** BEGIN Extracted material **

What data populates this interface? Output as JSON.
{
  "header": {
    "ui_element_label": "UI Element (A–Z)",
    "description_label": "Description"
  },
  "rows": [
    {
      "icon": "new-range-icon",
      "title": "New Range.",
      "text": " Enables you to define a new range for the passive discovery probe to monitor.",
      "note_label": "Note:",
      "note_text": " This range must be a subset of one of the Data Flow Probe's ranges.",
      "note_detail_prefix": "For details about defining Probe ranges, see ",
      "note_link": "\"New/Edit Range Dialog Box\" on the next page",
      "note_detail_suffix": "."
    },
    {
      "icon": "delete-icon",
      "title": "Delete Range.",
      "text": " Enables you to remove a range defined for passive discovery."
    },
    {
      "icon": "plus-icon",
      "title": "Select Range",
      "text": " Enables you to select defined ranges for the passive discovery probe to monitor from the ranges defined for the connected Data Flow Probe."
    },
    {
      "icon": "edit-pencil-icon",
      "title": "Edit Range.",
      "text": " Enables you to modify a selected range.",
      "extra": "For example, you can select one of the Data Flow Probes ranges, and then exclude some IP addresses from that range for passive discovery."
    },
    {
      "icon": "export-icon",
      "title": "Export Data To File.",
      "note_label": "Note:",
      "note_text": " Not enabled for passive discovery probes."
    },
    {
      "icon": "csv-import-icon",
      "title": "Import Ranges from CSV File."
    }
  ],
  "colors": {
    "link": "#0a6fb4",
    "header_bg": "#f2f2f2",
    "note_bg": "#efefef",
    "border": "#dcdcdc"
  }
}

** END Extracted material **

§ Problem: Please output the entries above, every line exactly as it reads.

§ Exercise output:
What data populates this interface? Output as JSON.
{
  "header": {
    "ui_element_label": "UI Element (A–Z)",
    "description_label": "Description"
  },
  "rows": [
    {
      "icon": "new-range-icon",
      "title": "New Range.",
      "text": " Enables you to define a new range for the passive discovery probe to monitor.",
      "note_label": "Note:",
      "note_text": " This range must be a subset of one of the Data Flow Probe's ranges.",
      "note_detail_prefix": "For details about defining Probe ranges, see ",
      "note_link": "\"New/Edit Range Dialog Box\" on the next page",
      "note_detail_suffix": "."
    },
    {
      "icon": "delete-icon",
      "title": "Delete Range.",
      "text": " Enables you to remove a range defined for passive discovery."
    },
    {
      "icon": "plus-icon",
      "title": "Select Range",
      "text": " Enables you to select defined ranges for the passive discovery probe to monitor from the ranges defined for the connected Data Flow Probe."
    },
    {
      "icon": "edit-pencil-icon",
      "title": "Edit Range.",
      "text": " Enables you to modify a selected range.",
      "extra": "For example, you can select one of the Data Flow Probes ranges, and then exclude some IP addresses from that range for passive discovery."
    },
    {
      "icon": "export-icon",
      "title": "Export Data To File.",
      "note_label": "Note:",
      "note_text": " Not enabled for passive discovery probes."
    },
    {
      "icon": "csv-import-icon",
      "title": "Import Ranges from CSV File."
    }
  ],
  "colors": {
    "link": "#0a6fb4",
    "header_bg": "#f2f2f2",
    "note_bg": "#efefef",
    "border": "#dcdcdc"
  }
}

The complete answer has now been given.